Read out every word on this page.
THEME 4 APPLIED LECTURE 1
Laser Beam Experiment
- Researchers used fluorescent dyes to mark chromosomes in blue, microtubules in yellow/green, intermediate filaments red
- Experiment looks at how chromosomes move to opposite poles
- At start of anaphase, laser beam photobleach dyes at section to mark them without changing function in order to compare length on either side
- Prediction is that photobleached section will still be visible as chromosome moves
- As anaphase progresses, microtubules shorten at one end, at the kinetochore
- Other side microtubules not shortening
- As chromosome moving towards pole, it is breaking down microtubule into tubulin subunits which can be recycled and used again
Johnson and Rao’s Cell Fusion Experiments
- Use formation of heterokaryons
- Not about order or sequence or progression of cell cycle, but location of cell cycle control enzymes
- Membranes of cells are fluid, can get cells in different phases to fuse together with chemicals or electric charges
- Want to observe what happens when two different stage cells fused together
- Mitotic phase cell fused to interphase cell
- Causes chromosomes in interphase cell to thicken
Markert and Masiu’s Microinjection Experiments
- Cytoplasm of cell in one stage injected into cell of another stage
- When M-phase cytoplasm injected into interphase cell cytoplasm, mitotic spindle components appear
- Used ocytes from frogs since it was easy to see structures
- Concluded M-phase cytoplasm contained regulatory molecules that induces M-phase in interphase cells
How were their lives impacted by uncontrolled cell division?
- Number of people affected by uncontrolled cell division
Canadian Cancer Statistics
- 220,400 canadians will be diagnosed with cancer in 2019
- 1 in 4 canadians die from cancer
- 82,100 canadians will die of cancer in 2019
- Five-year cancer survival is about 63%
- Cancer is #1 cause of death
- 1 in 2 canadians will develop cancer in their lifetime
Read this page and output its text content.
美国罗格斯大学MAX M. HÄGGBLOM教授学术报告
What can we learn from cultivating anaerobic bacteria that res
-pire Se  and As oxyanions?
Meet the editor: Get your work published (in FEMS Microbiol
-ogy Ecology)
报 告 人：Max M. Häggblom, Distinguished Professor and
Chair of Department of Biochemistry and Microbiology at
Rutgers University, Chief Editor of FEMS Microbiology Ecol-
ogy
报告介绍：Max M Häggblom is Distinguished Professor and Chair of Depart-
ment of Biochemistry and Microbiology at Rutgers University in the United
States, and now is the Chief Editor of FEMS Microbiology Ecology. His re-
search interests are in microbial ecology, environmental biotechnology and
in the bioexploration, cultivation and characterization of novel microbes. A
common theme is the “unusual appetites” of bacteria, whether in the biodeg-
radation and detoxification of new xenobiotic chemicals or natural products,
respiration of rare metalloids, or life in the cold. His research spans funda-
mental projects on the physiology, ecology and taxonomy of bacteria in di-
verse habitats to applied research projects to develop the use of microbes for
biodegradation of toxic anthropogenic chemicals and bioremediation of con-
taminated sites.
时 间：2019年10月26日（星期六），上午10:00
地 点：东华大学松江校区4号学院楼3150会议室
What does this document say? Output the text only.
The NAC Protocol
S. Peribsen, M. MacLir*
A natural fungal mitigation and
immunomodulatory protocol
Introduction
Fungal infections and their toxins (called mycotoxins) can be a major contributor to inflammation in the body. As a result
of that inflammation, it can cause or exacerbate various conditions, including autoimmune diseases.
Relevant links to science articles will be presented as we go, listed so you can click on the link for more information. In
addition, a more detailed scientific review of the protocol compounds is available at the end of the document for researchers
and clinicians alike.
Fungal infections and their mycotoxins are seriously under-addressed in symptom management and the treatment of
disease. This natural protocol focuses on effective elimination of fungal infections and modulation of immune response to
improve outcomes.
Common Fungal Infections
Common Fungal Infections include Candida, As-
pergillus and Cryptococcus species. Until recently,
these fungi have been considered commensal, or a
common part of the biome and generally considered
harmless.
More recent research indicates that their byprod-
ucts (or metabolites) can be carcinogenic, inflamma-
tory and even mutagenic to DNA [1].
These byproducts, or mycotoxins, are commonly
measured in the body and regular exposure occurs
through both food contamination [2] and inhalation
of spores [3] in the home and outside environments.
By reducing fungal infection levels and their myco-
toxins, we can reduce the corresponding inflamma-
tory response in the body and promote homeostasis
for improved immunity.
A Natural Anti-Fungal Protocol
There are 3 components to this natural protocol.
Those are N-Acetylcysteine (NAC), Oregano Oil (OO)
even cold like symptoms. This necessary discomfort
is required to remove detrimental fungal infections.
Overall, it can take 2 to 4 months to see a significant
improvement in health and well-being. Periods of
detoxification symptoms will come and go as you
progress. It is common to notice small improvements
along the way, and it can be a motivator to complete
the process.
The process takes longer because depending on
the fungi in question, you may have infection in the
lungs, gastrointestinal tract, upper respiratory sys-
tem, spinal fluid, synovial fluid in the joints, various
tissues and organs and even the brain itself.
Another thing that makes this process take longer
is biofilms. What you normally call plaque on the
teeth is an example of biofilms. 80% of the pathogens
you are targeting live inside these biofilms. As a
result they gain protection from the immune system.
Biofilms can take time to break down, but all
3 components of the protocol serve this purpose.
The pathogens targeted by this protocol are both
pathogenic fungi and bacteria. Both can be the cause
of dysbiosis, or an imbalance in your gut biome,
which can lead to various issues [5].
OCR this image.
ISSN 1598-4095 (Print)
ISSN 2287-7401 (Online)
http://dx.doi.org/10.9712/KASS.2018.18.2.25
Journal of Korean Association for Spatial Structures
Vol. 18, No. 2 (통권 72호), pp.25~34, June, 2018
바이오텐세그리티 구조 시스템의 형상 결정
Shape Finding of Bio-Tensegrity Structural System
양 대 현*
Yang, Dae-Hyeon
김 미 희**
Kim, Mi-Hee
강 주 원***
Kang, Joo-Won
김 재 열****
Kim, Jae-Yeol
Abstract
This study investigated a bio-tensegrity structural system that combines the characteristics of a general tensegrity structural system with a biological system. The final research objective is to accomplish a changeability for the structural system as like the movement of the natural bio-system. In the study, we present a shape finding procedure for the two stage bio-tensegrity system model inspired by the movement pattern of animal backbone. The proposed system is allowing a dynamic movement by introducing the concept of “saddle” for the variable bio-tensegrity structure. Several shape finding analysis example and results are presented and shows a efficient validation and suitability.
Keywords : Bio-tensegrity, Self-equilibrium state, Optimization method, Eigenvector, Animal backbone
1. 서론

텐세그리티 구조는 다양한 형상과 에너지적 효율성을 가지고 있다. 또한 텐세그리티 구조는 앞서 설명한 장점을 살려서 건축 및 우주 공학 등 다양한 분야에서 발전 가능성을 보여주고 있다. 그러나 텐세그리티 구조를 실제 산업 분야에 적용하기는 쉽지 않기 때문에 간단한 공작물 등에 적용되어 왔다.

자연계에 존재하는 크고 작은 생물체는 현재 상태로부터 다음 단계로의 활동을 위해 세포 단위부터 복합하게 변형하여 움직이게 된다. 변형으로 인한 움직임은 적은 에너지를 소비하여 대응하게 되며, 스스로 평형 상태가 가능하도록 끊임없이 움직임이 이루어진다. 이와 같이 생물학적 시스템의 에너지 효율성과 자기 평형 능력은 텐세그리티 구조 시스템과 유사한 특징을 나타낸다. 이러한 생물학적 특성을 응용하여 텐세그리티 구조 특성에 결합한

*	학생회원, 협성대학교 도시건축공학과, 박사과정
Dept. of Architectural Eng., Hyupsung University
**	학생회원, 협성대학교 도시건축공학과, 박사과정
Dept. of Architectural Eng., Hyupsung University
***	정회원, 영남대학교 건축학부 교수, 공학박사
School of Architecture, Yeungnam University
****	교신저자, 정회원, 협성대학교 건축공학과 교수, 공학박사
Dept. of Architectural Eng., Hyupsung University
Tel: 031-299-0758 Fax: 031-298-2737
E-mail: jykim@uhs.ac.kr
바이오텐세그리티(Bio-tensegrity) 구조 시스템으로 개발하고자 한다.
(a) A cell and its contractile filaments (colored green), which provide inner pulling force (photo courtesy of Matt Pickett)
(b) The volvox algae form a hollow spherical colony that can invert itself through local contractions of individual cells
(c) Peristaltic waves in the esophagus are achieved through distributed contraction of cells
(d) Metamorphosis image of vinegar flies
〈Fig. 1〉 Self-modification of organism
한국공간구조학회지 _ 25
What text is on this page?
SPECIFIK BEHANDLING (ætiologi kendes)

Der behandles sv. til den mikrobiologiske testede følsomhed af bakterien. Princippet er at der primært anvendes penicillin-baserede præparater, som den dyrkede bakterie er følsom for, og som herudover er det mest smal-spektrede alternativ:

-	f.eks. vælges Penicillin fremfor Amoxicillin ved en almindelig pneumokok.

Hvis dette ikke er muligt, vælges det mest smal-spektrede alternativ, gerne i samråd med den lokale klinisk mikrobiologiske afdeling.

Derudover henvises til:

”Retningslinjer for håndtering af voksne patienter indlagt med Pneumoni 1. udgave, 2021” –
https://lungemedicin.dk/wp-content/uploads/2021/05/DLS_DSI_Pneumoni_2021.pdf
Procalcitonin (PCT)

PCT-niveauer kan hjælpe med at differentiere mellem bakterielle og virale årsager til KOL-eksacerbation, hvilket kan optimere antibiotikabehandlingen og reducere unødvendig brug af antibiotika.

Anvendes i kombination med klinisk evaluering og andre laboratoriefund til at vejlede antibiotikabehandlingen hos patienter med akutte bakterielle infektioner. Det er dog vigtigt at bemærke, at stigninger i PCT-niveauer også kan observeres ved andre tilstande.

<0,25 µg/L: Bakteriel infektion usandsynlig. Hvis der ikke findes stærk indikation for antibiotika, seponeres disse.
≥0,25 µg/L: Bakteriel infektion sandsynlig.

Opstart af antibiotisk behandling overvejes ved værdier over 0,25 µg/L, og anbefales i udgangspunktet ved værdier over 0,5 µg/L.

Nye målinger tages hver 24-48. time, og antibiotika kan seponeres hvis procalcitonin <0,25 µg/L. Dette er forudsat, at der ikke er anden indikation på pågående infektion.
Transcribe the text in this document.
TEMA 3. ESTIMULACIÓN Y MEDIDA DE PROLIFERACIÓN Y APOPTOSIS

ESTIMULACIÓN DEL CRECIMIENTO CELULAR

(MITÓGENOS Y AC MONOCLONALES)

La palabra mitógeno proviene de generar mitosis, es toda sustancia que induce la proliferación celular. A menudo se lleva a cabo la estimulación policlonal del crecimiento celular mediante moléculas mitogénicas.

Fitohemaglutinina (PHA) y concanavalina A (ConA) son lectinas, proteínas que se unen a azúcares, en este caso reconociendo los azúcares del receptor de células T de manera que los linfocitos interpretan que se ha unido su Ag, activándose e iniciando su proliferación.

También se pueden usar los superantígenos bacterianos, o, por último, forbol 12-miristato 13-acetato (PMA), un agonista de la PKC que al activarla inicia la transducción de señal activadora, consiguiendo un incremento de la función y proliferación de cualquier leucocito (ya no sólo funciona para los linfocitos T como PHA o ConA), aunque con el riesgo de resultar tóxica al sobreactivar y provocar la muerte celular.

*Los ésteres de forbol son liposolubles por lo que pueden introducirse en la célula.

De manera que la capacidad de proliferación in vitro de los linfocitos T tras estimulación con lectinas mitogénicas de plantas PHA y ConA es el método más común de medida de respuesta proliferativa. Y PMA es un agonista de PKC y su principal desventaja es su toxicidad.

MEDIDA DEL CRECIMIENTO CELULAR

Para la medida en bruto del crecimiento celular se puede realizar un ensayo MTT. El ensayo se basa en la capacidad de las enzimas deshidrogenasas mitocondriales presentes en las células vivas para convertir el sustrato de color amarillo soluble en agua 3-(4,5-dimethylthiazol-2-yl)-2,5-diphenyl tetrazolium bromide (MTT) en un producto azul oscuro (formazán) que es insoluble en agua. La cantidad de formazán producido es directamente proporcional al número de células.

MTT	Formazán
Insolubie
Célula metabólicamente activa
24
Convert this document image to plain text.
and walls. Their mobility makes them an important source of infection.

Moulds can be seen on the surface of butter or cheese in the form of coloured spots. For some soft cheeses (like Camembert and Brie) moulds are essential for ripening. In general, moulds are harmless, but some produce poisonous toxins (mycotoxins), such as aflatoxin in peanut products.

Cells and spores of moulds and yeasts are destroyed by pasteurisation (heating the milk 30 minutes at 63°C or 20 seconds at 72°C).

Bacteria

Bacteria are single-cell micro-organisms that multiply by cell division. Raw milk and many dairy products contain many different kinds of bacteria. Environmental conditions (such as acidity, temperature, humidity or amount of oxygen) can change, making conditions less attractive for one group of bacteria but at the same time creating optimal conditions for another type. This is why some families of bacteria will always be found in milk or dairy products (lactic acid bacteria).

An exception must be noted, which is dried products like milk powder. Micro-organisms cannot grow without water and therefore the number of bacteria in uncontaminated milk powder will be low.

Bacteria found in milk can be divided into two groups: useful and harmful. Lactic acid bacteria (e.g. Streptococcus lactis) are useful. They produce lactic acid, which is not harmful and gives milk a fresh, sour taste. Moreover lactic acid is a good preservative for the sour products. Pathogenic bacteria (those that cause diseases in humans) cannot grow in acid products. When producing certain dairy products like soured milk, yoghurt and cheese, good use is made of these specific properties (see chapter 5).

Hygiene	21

━━━

→ **Problem requirements**:
Work through the material above and count the lines that contain the word "ConA". Only the number is to be given.

→ **Response for this exercise**:
3